*TAREFA A REALIZAR*
Altere o trecho sobre Hossein Derakhshan de "O blogger canadiano-iraniano, detido" até "Toronto, em 2000.", inclusive, trocando "Toronto" por "Vancouver". Escreva de novo essa passagem já com a troca.

*TRECHO FORNECIDO*
* * * * * * *

O pai da blogosfera iraniana saiu finalmente da prisão

Hossein Derakhshan foi preso em 2008 na capital iraniana, por suspeitas de ser um espião ao serviço de Israel.

“Agradeço a Deus. Estou muito agradecido ao ayatollah Khamenei”, disse
Foto
“Agradeço a Deus. Estou muito agradecido ao ayatollah Khamenei”, disse Hossein Derakhshan DR

O blogger canadiano-iraniano, detido em 2008 e condenado dois anos depois a 19 anos e meio de prisão por “espalhar propaganda, insultar o islão e cooperar com países hostis”, foi perdoado pelo guia supremo do Irão, o ayatollah Ali Khamenei. “Estou livre depois de seis anos”, escreveu Hossein Derakhshan na sua página do Google +. “Agradeço a Deus. Estou muito agradecido ao ayatollah Khamenei”, disse, agradecendo ainda à família e a todos os que o apoiaram e lutaram pela sua libertação.

Derakhshan, hoje com 39 anos, é considerado o pai da blogosfera iraniana, em tempos uma das mais vibrantes do mundo, por ter publicado as instruções para criar um blogue em farsi. Nascido em Teerão, trabalhou como jornalista no seu país até se mudar para Toronto, em 2000.

* * * * * * *

*DADOS FORNECIDOS*
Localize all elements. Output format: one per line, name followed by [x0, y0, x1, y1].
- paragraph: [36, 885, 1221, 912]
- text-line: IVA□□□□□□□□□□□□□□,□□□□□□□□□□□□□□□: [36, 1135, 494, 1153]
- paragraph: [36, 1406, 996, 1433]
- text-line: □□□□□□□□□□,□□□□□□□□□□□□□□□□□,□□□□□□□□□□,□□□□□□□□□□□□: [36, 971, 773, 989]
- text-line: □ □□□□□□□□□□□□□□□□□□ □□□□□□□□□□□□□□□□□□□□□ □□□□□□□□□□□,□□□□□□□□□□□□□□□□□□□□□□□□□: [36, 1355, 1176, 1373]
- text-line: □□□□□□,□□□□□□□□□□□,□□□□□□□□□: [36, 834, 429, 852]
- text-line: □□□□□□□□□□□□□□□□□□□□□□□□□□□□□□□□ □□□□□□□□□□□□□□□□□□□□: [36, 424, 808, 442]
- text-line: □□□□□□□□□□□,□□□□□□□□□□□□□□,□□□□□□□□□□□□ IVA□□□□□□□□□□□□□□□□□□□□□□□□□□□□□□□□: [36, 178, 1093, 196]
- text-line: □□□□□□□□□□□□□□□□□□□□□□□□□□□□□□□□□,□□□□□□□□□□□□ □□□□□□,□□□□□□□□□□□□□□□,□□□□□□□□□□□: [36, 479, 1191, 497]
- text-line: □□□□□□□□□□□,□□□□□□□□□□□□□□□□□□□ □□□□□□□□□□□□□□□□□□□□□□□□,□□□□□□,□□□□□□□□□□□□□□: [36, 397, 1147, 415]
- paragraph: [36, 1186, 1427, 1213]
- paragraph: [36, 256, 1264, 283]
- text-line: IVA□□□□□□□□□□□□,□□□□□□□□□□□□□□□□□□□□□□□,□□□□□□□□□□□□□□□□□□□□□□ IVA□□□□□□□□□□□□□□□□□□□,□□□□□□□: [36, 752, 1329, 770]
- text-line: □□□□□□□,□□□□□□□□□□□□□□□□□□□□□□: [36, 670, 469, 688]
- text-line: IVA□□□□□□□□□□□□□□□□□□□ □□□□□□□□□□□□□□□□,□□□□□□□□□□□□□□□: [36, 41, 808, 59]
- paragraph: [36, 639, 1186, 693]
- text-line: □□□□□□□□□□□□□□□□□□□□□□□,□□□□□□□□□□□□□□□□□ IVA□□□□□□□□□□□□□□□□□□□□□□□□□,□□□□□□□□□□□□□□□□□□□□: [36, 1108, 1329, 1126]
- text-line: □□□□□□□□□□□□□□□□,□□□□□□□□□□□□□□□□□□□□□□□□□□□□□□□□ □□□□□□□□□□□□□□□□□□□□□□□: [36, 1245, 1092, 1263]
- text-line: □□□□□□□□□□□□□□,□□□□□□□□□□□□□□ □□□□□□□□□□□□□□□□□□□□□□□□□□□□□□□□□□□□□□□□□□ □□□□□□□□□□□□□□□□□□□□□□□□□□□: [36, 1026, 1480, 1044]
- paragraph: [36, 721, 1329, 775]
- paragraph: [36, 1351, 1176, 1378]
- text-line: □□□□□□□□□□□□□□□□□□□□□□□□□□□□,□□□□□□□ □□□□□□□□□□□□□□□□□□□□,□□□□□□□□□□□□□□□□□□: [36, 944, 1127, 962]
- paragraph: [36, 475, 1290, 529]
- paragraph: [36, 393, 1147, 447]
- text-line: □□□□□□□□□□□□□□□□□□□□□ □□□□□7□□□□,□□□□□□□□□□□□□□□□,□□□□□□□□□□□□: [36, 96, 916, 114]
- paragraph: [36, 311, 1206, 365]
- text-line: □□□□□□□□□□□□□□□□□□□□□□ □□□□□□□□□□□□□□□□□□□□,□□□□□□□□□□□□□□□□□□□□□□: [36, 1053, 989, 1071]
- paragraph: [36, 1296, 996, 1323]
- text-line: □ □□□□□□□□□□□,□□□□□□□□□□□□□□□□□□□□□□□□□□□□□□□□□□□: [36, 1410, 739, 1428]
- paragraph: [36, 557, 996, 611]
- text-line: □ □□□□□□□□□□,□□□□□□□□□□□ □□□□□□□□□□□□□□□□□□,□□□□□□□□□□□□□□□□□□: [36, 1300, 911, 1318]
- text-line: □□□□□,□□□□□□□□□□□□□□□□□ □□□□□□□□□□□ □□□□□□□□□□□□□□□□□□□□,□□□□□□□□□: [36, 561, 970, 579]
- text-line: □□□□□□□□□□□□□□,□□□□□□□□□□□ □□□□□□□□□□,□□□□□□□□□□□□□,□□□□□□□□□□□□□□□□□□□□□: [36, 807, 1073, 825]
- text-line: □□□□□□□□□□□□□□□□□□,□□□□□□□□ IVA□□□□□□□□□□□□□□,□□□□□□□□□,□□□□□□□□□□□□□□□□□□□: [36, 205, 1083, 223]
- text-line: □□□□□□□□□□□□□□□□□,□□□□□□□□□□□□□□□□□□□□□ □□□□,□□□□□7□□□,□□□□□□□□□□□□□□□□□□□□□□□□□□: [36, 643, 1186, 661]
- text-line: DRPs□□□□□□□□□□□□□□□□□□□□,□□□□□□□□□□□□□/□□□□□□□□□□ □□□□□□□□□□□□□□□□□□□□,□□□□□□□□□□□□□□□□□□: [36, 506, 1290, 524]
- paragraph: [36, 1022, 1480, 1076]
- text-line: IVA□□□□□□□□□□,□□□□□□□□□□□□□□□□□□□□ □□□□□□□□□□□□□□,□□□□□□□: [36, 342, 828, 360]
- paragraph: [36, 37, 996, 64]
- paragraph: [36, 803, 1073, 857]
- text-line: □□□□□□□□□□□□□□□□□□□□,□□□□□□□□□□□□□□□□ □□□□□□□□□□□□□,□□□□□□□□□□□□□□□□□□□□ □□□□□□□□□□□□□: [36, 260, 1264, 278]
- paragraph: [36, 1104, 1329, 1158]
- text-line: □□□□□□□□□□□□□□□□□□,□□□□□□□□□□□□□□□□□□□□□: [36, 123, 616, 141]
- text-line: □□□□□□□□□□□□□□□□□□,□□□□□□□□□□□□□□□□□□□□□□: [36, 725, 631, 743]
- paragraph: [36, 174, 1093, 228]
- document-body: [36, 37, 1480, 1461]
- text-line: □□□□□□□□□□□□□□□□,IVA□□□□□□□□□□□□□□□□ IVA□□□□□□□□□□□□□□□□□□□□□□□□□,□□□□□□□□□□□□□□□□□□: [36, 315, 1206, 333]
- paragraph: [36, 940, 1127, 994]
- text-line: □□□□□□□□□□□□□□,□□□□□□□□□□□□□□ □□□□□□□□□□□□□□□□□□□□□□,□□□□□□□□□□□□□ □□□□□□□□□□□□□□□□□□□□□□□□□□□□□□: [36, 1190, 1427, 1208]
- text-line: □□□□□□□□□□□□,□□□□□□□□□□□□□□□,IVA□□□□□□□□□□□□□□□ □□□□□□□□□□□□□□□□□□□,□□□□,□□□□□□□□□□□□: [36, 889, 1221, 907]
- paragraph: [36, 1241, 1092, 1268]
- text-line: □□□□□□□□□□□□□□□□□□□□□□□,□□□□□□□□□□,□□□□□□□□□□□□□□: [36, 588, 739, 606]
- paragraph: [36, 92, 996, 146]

* * * * * * *

*SOLUÇÃO DO PROBLEMA*
O blogger canadiano-iraniano, detido em 2008 e condenado dois anos depois a 19 anos e meio de prisão por “espalhar propaganda, insultar o islão e cooperar com países hostis”, foi perdoado pelo guia supremo do Irão, o ayatollah Ali Khamenei. “Estou livre depois de seis anos”, escreveu Hossein Derakhshan na sua página do Google +. “Agradeço a Deus. Estou muito agradecido ao ayatollah Khamenei”, disse, agradecendo ainda à família e a todos os que o apoiaram e lutaram pela sua libertação.

Derakhshan, hoje com 39 anos, é considerado o pai da blogosfera iraniana, em tempos uma das mais vibrantes do mundo, por ter publicado as instruções para criar um blogue em farsi. Nascido em Teerão, trabalhou como jornalista no seu país até se mudar para Vancouver, em 2000.